• [What needs to be done]
Every entry below should be printed exactly, without its images.

• [Input rows]
+--

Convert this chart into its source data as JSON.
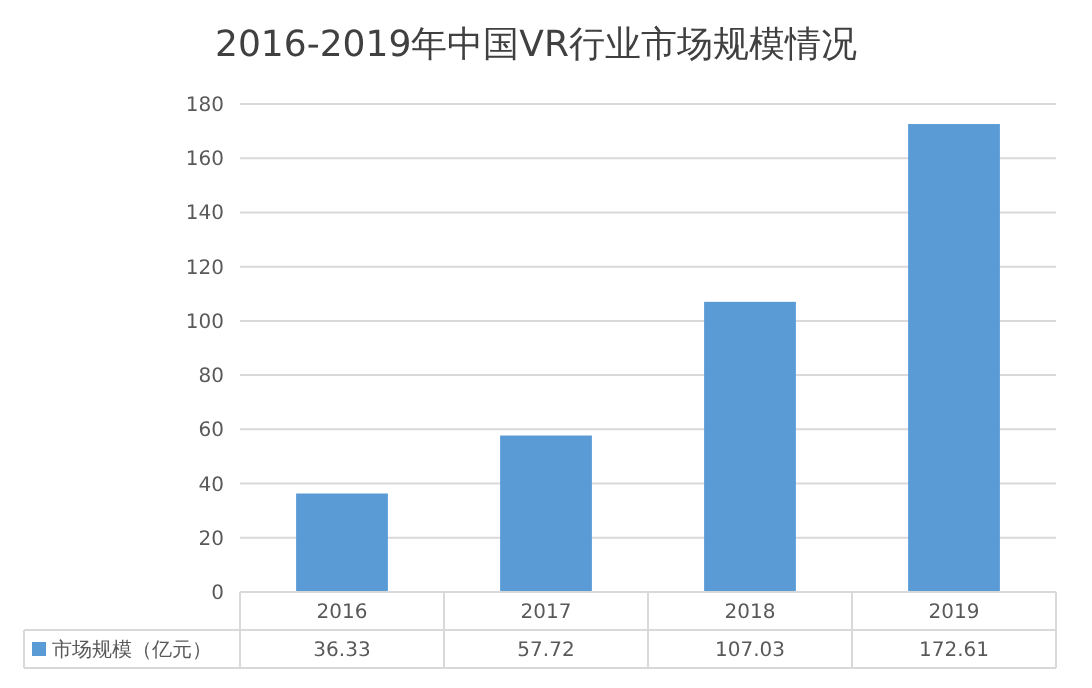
{
  "chart_data": {
    "type": "bar",
    "title": "2016-2019年中国VR行业市场规模情况",
    "categories": [
      "2016",
      "2017",
      "2018",
      "2019"
    ],
    "series": [
      {
        "name": "市场规模（亿元）",
        "color": "#5b9bd5",
        "values": [
          36.33,
          57.72,
          107.03,
          172.61
        ]
      }
    ],
    "ylim": [
      0,
      180
    ],
    "yticks": [
      0,
      20,
      40,
      60,
      80,
      100,
      120,
      140,
      160,
      180
    ],
    "grid": "y",
    "data_labels": true,
    "legend": "bottom"
  }
}
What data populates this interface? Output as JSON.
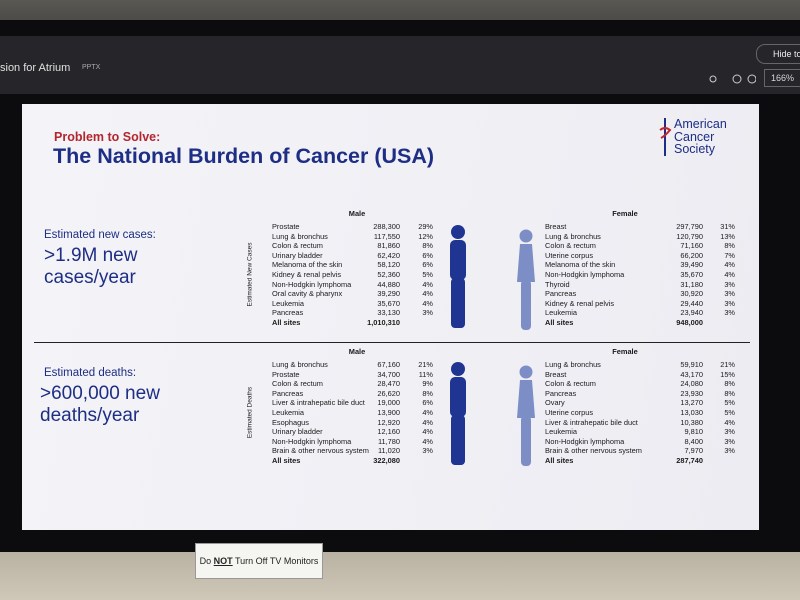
{
  "toolbar": {
    "file_name": "sion for Atrium",
    "file_type": "PPTX",
    "hide_button": "Hide too",
    "zoom": "166%"
  },
  "slide": {
    "kicker": "Problem to Solve:",
    "title": "The National Burden of Cancer (USA)",
    "logo": [
      "American",
      "Cancer",
      "Society"
    ],
    "sections": [
      {
        "label": "Estimated new cases:",
        "headline": [
          ">1.9M new",
          "cases/year"
        ],
        "side_label": "Estimated New Cases",
        "male": {
          "header": "Male",
          "rows": [
            [
              "Prostate",
              "288,300",
              "29%"
            ],
            [
              "Lung & bronchus",
              "117,550",
              "12%"
            ],
            [
              "Colon & rectum",
              "81,860",
              "8%"
            ],
            [
              "Urinary bladder",
              "62,420",
              "6%"
            ],
            [
              "Melanoma of the skin",
              "58,120",
              "6%"
            ],
            [
              "Kidney & renal pelvis",
              "52,360",
              "5%"
            ],
            [
              "Non-Hodgkin lymphoma",
              "44,880",
              "4%"
            ],
            [
              "Oral cavity & pharynx",
              "39,290",
              "4%"
            ],
            [
              "Leukemia",
              "35,670",
              "4%"
            ],
            [
              "Pancreas",
              "33,130",
              "3%"
            ]
          ],
          "total": [
            "All sites",
            "1,010,310"
          ]
        },
        "female": {
          "header": "Female",
          "rows": [
            [
              "Breast",
              "297,790",
              "31%"
            ],
            [
              "Lung & bronchus",
              "120,790",
              "13%"
            ],
            [
              "Colon & rectum",
              "71,160",
              "8%"
            ],
            [
              "Uterine corpus",
              "66,200",
              "7%"
            ],
            [
              "Melanoma of the skin",
              "39,490",
              "4%"
            ],
            [
              "Non-Hodgkin lymphoma",
              "35,670",
              "4%"
            ],
            [
              "Thyroid",
              "31,180",
              "3%"
            ],
            [
              "Pancreas",
              "30,920",
              "3%"
            ],
            [
              "Kidney & renal pelvis",
              "29,440",
              "3%"
            ],
            [
              "Leukemia",
              "23,940",
              "3%"
            ]
          ],
          "total": [
            "All sites",
            "948,000"
          ]
        }
      },
      {
        "label": "Estimated deaths:",
        "headline": [
          ">600,000 new",
          "deaths/year"
        ],
        "side_label": "Estimated Deaths",
        "male": {
          "header": "Male",
          "rows": [
            [
              "Lung & bronchus",
              "67,160",
              "21%"
            ],
            [
              "Prostate",
              "34,700",
              "11%"
            ],
            [
              "Colon & rectum",
              "28,470",
              "9%"
            ],
            [
              "Pancreas",
              "26,620",
              "8%"
            ],
            [
              "Liver & intrahepatic bile duct",
              "19,000",
              "6%"
            ],
            [
              "Leukemia",
              "13,900",
              "4%"
            ],
            [
              "Esophagus",
              "12,920",
              "4%"
            ],
            [
              "Urinary bladder",
              "12,160",
              "4%"
            ],
            [
              "Non-Hodgkin lymphoma",
              "11,780",
              "4%"
            ],
            [
              "Brain & other nervous system",
              "11,020",
              "3%"
            ]
          ],
          "total": [
            "All sites",
            "322,080"
          ]
        },
        "female": {
          "header": "Female",
          "rows": [
            [
              "Lung & bronchus",
              "59,910",
              "21%"
            ],
            [
              "Breast",
              "43,170",
              "15%"
            ],
            [
              "Colon & rectum",
              "24,080",
              "8%"
            ],
            [
              "Pancreas",
              "23,930",
              "8%"
            ],
            [
              "Ovary",
              "13,270",
              "5%"
            ],
            [
              "Uterine corpus",
              "13,030",
              "5%"
            ],
            [
              "Liver & intrahepatic bile duct",
              "10,380",
              "4%"
            ],
            [
              "Leukemia",
              "9,810",
              "3%"
            ],
            [
              "Non-Hodgkin lymphoma",
              "8,400",
              "3%"
            ],
            [
              "Brain & other nervous system",
              "7,970",
              "3%"
            ]
          ],
          "total": [
            "All sites",
            "287,740"
          ]
        }
      }
    ]
  },
  "sticker": {
    "before": "Do",
    "emphasis": "NOT",
    "after": "Turn Off TV Monitors"
  }
}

+--

• [Written solution]
Convert this chart into its source data as JSON.
{
  "chart_data": {
    "type": "bar",
    "title": "2016-2019年中国VR行业市场规模情况",
    "categories": [
      "2016",
      "2017",
      "2018",
      "2019"
    ],
    "series": [
      {
        "name": "市场规模（亿元）",
        "color": "#5b9bd5",
        "values": [
          36.33,
          57.72,
          107.03,
          172.61
        ]
      }
    ],
    "ylim": [
      0,
      180
    ],
    "yticks": [
      0,
      20,
      40,
      60,
      80,
      100,
      120,
      140,
      160,
      180
    ],
    "grid": "y",
    "data_labels": true,
    "legend": "bottom"
  }
}
What data populates this interface? Output as JSON.
{
  "toolbar": {
    "file_name": "sion for Atrium",
    "file_type": "PPTX",
    "hide_button": "Hide too",
    "zoom": "166%"
  },
  "slide": {
    "kicker": "Problem to Solve:",
    "title": "The National Burden of Cancer (USA)",
    "logo": [
      "American",
      "Cancer",
      "Society"
    ],
    "sections": [
      {
        "label": "Estimated new cases:",
        "headline": [
          ">1.9M new",
          "cases/year"
        ],
        "side_label": "Estimated New Cases",
        "male": {
          "header": "Male",
          "rows": [
            [
              "Prostate",
              "288,300",
              "29%"
            ],
            [
              "Lung & bronchus",
              "117,550",
              "12%"
            ],
            [
              "Colon & rectum",
              "81,860",
              "8%"
            ],
            [
              "Urinary bladder",
              "62,420",
              "6%"
            ],
            [
              "Melanoma of the skin",
              "58,120",
              "6%"
            ],
            [
              "Kidney & renal pelvis",
              "52,360",
              "5%"
            ],
            [
              "Non-Hodgkin lymphoma",
              "44,880",
              "4%"
            ],
            [
              "Oral cavity & pharynx",
              "39,290",
              "4%"
            ],
            [
              "Leukemia",
              "35,670",
              "4%"
            ],
            [
              "Pancreas",
              "33,130",
              "3%"
            ]
          ],
          "total": [
            "All sites",
            "1,010,310"
          ]
        },
        "female": {
          "header": "Female",
          "rows": [
            [
              "Breast",
              "297,790",
              "31%"
            ],
            [
              "Lung & bronchus",
              "120,790",
              "13%"
            ],
            [
              "Colon & rectum",
              "71,160",
              "8%"
            ],
            [
              "Uterine corpus",
              "66,200",
              "7%"
            ],
            [
              "Melanoma of the skin",
              "39,490",
              "4%"
            ],
            [
              "Non-Hodgkin lymphoma",
              "35,670",
              "4%"
            ],
            [
              "Thyroid",
              "31,180",
              "3%"
            ],
            [
              "Pancreas",
              "30,920",
              "3%"
            ],
            [
              "Kidney & renal pelvis",
              "29,440",
              "3%"
            ],
            [
              "Leukemia",
              "23,940",
              "3%"
            ]
          ],
          "total": [
            "All sites",
            "948,000"
          ]
        }
      },
      {
        "label": "Estimated deaths:",
        "headline": [
          ">600,000 new",
          "deaths/year"
        ],
        "side_label": "Estimated Deaths",
        "male": {
          "header": "Male",
          "rows": [
            [
              "Lung & bronchus",
              "67,160",
              "21%"
            ],
            [
              "Prostate",
              "34,700",
              "11%"
            ],
            [
              "Colon & rectum",
              "28,470",
              "9%"
            ],
            [
              "Pancreas",
              "26,620",
              "8%"
            ],
            [
              "Liver & intrahepatic bile duct",
              "19,000",
              "6%"
            ],
            [
              "Leukemia",
              "13,900",
              "4%"
            ],
            [
              "Esophagus",
              "12,920",
              "4%"
            ],
            [
              "Urinary bladder",
              "12,160",
              "4%"
            ],
            [
              "Non-Hodgkin lymphoma",
              "11,780",
              "4%"
            ],
            [
              "Brain & other nervous system",
              "11,020",
              "3%"
            ]
          ],
          "total": [
            "All sites",
            "322,080"
          ]
        },
        "female": {
          "header": "Female",
          "rows": [
            [
              "Lung & bronchus",
              "59,910",
              "21%"
            ],
            [
              "Breast",
              "43,170",
              "15%"
            ],
            [
              "Colon & rectum",
              "24,080",
              "8%"
            ],
            [
              "Pancreas",
              "23,930",
              "8%"
            ],
            [
              "Ovary",
              "13,270",
              "5%"
            ],
            [
              "Uterine corpus",
              "13,030",
              "5%"
            ],
            [
              "Liver & intrahepatic bile duct",
              "10,380",
              "4%"
            ],
            [
              "Leukemia",
              "9,810",
              "3%"
            ],
            [
              "Non-Hodgkin lymphoma",
              "8,400",
              "3%"
            ],
            [
              "Brain & other nervous system",
              "7,970",
              "3%"
            ]
          ],
          "total": [
            "All sites",
            "287,740"
          ]
        }
      }
    ]
  },
  "sticker": {
    "before": "Do",
    "emphasis": "NOT",
    "after": "Turn Off TV Monitors"
  }
}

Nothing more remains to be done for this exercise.